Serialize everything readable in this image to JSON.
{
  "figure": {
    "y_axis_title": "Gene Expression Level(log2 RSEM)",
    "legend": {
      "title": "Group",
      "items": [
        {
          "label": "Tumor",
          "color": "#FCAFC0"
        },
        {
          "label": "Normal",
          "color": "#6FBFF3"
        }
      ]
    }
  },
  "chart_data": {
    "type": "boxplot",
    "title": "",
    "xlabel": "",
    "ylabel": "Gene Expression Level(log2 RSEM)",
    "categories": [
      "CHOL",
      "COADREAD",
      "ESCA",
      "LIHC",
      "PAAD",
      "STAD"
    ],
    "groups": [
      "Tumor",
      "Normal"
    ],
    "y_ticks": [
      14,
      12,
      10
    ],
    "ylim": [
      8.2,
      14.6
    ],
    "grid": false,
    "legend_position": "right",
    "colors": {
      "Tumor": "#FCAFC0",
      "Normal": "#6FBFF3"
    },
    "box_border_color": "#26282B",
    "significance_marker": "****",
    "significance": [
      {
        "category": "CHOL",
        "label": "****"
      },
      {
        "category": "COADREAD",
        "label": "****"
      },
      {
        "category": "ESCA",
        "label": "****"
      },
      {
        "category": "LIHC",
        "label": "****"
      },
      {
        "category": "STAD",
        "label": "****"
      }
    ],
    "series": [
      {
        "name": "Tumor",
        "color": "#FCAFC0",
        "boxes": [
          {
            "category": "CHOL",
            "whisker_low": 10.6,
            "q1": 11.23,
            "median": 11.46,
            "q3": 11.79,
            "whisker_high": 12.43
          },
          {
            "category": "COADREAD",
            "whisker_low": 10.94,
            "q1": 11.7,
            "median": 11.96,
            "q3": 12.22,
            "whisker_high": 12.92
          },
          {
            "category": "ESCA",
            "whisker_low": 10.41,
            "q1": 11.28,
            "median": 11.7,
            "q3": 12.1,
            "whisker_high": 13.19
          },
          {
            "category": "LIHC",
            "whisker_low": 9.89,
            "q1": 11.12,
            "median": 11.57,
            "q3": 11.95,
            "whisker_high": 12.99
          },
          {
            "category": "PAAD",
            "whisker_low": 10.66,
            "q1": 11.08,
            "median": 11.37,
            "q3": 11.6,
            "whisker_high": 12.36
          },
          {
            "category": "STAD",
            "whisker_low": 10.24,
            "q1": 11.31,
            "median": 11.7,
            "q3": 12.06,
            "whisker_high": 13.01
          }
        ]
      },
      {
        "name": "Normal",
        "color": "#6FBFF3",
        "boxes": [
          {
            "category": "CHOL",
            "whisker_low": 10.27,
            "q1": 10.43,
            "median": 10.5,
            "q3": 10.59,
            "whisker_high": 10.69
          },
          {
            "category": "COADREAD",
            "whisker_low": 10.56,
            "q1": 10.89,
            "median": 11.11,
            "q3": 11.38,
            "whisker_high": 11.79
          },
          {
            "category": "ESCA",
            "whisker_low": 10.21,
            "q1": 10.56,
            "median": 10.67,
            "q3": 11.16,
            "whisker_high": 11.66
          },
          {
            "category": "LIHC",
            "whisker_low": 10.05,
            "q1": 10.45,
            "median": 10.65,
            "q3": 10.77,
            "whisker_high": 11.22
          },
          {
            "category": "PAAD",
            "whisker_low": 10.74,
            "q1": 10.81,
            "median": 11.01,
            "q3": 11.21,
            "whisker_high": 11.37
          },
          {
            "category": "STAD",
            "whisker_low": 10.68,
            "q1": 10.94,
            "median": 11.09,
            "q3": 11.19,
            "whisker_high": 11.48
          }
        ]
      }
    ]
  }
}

____________

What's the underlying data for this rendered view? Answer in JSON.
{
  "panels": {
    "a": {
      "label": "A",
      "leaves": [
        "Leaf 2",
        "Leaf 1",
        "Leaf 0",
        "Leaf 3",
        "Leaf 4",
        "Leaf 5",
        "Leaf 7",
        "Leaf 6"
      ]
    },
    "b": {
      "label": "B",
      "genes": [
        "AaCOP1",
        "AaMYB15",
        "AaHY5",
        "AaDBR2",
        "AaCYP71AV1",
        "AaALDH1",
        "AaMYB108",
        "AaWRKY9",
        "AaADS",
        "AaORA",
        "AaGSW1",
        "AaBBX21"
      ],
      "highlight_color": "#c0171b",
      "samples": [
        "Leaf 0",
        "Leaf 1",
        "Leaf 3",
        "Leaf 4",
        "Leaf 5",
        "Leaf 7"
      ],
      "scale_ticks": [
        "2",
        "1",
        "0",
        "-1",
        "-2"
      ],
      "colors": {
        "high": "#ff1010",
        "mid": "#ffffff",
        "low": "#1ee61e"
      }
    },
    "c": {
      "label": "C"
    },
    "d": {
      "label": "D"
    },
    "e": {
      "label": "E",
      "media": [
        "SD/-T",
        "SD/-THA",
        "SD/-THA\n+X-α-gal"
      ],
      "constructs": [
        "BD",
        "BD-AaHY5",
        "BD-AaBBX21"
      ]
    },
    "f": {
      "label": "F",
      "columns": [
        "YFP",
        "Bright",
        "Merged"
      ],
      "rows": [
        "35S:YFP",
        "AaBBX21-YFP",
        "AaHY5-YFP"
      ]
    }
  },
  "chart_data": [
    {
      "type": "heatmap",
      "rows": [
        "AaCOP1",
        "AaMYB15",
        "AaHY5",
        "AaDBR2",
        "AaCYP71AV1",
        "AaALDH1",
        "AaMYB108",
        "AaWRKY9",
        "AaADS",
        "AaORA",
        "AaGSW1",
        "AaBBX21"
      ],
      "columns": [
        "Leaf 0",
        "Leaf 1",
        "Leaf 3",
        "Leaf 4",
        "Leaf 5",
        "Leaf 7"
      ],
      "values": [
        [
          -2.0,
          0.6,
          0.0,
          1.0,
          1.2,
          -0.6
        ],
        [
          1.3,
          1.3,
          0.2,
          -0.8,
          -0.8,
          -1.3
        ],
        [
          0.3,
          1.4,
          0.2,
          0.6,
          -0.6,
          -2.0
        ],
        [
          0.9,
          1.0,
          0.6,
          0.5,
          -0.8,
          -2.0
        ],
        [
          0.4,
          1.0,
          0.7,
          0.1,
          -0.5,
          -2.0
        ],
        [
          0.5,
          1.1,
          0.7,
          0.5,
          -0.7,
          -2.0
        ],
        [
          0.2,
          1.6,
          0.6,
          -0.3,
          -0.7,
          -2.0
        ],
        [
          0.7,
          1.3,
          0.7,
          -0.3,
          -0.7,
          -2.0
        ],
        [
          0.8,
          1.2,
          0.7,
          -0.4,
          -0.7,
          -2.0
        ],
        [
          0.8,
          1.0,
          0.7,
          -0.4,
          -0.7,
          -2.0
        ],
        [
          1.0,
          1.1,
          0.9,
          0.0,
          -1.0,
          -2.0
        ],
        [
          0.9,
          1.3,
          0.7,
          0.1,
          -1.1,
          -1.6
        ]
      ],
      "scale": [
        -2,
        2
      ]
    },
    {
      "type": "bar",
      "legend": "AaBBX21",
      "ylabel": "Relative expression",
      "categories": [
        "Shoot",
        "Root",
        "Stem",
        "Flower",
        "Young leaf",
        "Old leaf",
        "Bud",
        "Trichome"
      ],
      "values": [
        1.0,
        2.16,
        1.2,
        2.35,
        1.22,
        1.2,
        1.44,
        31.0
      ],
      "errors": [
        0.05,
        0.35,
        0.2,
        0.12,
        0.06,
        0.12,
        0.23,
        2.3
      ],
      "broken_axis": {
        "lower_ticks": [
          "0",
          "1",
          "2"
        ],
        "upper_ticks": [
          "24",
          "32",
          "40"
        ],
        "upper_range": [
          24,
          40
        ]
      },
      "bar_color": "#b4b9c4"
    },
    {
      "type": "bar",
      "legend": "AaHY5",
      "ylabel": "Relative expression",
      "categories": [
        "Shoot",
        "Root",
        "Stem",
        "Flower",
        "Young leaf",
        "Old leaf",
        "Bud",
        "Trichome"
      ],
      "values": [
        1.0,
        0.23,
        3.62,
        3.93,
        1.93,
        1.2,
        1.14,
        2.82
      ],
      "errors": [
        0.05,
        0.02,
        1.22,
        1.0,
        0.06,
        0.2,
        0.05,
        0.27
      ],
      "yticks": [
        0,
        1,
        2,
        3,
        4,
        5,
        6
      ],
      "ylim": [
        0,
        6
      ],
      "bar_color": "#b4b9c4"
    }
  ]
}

____________

▶ TASK:
Across the records above, show each line containing the word "Normal".

▶ RESPONSE BOX:
          "label": "Normal",
      "Normal"
      "Normal": "#6FBFF3"
        "name": "Normal",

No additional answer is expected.